Exercise instructions: Below are records to transcribe exactly, without their pictures.

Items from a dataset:
==*==

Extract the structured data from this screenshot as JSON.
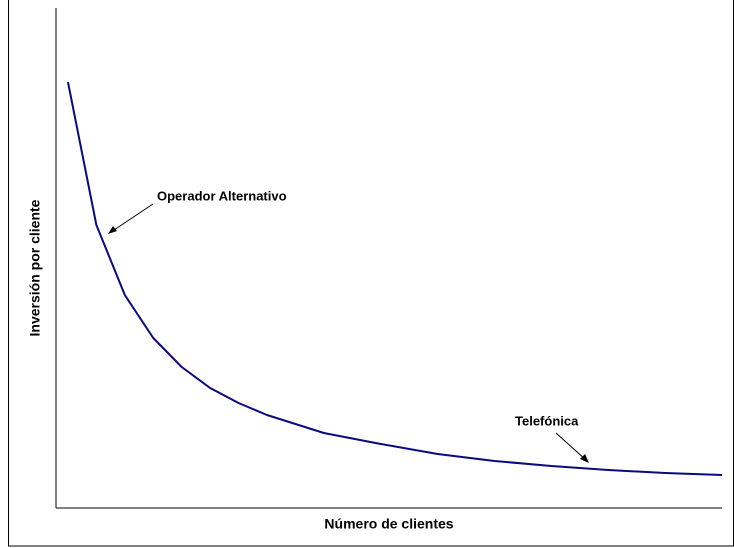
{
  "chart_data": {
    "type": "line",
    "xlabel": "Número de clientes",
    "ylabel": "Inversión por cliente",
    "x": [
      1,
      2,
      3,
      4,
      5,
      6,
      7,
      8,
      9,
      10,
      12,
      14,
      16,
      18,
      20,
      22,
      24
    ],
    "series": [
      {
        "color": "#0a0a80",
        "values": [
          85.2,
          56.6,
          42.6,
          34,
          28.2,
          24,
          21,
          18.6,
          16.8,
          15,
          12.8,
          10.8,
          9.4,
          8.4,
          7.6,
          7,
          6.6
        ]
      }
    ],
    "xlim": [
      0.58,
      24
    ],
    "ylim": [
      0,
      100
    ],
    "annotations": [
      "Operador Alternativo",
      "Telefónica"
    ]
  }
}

==*==

The output:
Extract the structured data from this screenshot as JSON.
{
  "chart_data": {
    "type": "line",
    "xlabel": "Número de clientes",
    "ylabel": "Inversión por cliente",
    "x": [
      1,
      2,
      3,
      4,
      5,
      6,
      7,
      8,
      9,
      10,
      12,
      14,
      16,
      18,
      20,
      22,
      24
    ],
    "series": [
      {
        "color": "#0a0a80",
        "values": [
          85.2,
          56.6,
          42.6,
          34,
          28.2,
          24,
          21,
          18.6,
          16.8,
          15,
          12.8,
          10.8,
          9.4,
          8.4,
          7.6,
          7,
          6.6
        ]
      }
    ],
    "xlim": [
      0.58,
      24
    ],
    "ylim": [
      0,
      100
    ],
    "annotations": [
      "Operador Alternativo",
      "Telefónica"
    ]
  }
}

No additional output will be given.